WHAT THE TASK REQUIRES:
Transcribe every entry word for word. Skip the pictures.

Collection entries:
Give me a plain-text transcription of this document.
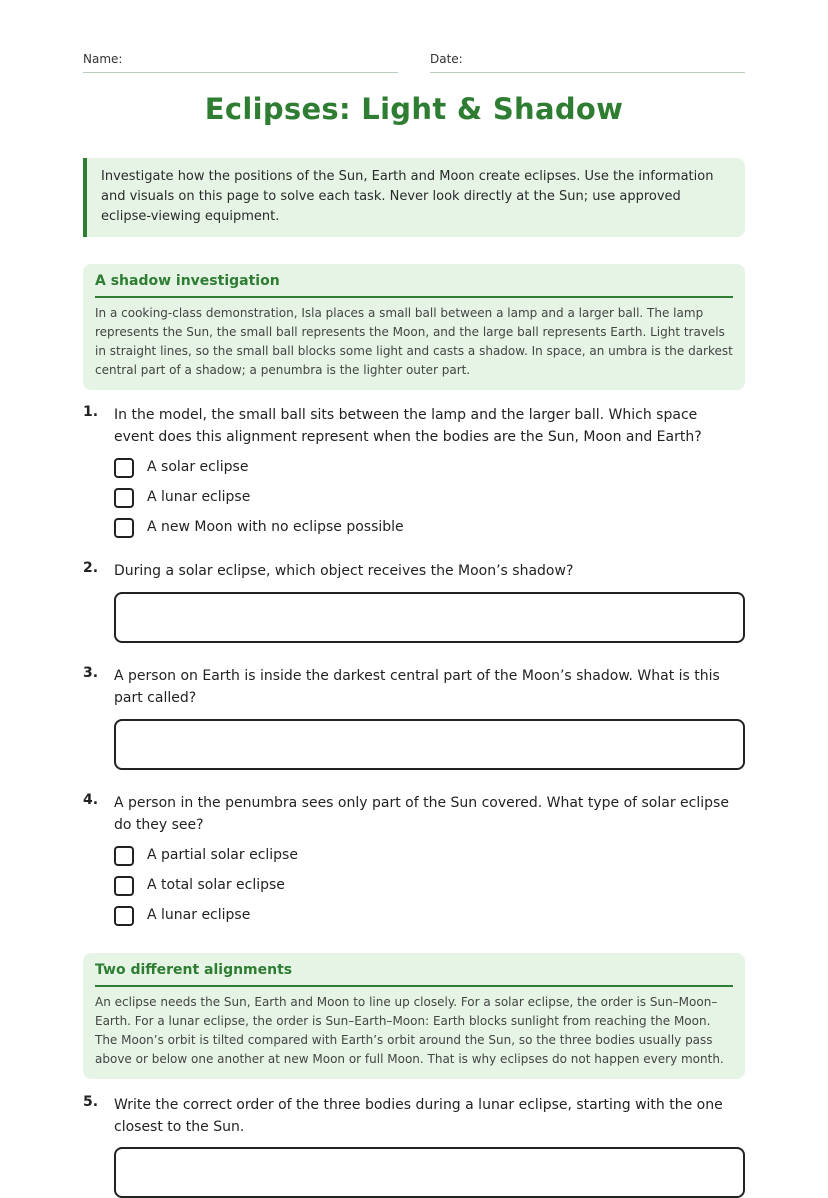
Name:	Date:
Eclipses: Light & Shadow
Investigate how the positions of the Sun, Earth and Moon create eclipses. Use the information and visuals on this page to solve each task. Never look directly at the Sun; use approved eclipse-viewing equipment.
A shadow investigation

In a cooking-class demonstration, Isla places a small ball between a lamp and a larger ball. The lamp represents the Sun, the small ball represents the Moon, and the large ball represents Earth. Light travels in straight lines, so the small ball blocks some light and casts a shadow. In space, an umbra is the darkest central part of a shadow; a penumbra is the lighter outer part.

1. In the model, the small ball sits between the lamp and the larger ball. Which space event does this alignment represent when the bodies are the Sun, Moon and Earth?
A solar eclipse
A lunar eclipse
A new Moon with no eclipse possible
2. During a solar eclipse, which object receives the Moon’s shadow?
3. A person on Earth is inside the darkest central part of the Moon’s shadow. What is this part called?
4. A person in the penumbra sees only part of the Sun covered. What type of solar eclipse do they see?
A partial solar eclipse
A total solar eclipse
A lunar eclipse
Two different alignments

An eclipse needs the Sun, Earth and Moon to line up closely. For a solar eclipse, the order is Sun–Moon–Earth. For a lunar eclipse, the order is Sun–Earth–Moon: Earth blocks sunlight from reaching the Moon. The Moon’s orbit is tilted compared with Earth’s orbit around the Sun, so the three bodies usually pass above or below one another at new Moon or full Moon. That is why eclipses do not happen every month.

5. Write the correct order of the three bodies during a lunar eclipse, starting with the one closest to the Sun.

EXERCISE RESULT:
Give me a plain-text transcription of this document.
Name:	Date:
Eclipses: Light & Shadow
Investigate how the positions of the Sun, Earth and Moon create eclipses. Use the information and visuals on this page to solve each task. Never look directly at the Sun; use approved eclipse-viewing equipment.
A shadow investigation

In a cooking-class demonstration, Isla places a small ball between a lamp and a larger ball. The lamp represents the Sun, the small ball represents the Moon, and the large ball represents Earth. Light travels in straight lines, so the small ball blocks some light and casts a shadow. In space, an umbra is the darkest central part of a shadow; a penumbra is the lighter outer part.

1. In the model, the small ball sits between the lamp and the larger ball. Which space event does this alignment represent when the bodies are the Sun, Moon and Earth?
A solar eclipse
A lunar eclipse
A new Moon with no eclipse possible
2. During a solar eclipse, which object receives the Moon’s shadow?
3. A person on Earth is inside the darkest central part of the Moon’s shadow. What is this part called?
4. A person in the penumbra sees only part of the Sun covered. What type of solar eclipse do they see?
A partial solar eclipse
A total solar eclipse
A lunar eclipse
Two different alignments

An eclipse needs the Sun, Earth and Moon to line up closely. For a solar eclipse, the order is Sun–Moon–Earth. For a lunar eclipse, the order is Sun–Earth–Moon: Earth blocks sunlight from reaching the Moon. The Moon’s orbit is tilted compared with Earth’s orbit around the Sun, so the three bodies usually pass above or below one another at new Moon or full Moon. That is why eclipses do not happen every month.

5. Write the correct order of the three bodies during a lunar eclipse, starting with the one closest to the Sun.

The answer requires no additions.